# Written exercise
Across the entries below, count the lines in which the word "Центр" occurs. Reply with the count alone.

[Records from a data collection]

::::::::

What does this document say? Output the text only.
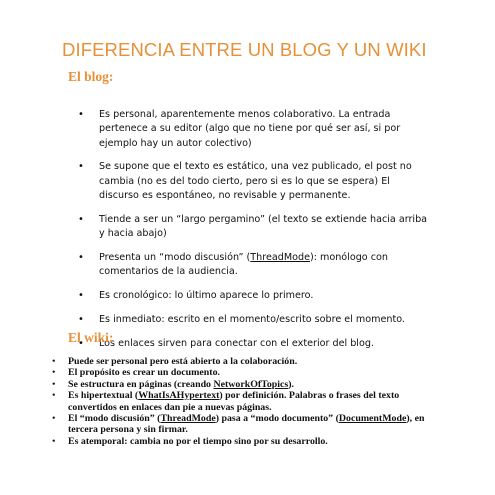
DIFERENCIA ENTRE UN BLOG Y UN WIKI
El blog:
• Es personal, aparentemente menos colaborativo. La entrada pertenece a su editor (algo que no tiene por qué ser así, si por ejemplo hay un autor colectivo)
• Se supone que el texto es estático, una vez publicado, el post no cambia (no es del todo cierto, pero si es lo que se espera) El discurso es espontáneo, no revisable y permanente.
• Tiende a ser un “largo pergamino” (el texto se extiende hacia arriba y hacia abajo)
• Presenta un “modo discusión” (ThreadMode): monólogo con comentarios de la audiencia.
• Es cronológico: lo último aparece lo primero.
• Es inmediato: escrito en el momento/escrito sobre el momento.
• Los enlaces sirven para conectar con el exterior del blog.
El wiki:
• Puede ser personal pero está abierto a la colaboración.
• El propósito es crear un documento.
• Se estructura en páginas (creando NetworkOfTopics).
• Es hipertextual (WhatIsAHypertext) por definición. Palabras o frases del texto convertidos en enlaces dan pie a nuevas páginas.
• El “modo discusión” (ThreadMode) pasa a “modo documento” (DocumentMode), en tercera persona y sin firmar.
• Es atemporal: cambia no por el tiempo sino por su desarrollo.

::::::::

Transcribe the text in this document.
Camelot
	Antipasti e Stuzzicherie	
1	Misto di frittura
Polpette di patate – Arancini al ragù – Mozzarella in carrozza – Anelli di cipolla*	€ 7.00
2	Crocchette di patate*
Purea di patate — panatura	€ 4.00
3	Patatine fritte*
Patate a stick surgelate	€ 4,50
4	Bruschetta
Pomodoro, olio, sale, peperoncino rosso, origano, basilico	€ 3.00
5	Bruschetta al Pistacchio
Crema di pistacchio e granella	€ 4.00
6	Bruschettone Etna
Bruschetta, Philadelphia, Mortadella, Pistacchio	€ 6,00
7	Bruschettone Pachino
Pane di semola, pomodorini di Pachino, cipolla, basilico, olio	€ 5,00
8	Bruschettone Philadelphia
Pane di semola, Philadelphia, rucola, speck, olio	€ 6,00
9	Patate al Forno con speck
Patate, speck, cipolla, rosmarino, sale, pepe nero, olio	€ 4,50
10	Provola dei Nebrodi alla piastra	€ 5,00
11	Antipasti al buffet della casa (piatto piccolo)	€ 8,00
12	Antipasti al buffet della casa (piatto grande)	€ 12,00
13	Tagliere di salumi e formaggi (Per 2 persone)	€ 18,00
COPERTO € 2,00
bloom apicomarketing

::::::::

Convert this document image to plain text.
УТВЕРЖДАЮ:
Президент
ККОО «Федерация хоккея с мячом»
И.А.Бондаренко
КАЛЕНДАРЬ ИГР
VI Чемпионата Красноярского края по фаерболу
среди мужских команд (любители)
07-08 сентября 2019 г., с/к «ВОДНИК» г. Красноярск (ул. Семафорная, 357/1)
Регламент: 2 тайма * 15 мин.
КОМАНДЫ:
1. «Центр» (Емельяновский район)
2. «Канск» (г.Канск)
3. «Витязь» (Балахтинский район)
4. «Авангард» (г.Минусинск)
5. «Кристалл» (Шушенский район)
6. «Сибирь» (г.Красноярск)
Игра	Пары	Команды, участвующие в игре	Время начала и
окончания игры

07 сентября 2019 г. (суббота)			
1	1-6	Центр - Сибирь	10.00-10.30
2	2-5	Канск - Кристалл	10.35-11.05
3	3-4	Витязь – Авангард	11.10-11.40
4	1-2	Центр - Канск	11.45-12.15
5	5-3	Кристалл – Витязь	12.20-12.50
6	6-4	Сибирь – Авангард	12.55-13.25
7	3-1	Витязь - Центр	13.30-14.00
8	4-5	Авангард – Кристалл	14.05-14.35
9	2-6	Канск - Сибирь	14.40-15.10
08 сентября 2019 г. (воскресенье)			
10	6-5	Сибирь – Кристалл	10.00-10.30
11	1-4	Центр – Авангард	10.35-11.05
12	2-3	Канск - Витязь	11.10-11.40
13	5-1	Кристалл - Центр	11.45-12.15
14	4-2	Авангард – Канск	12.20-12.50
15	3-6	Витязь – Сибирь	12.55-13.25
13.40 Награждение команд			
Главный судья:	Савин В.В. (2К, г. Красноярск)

::::::::

# The result
6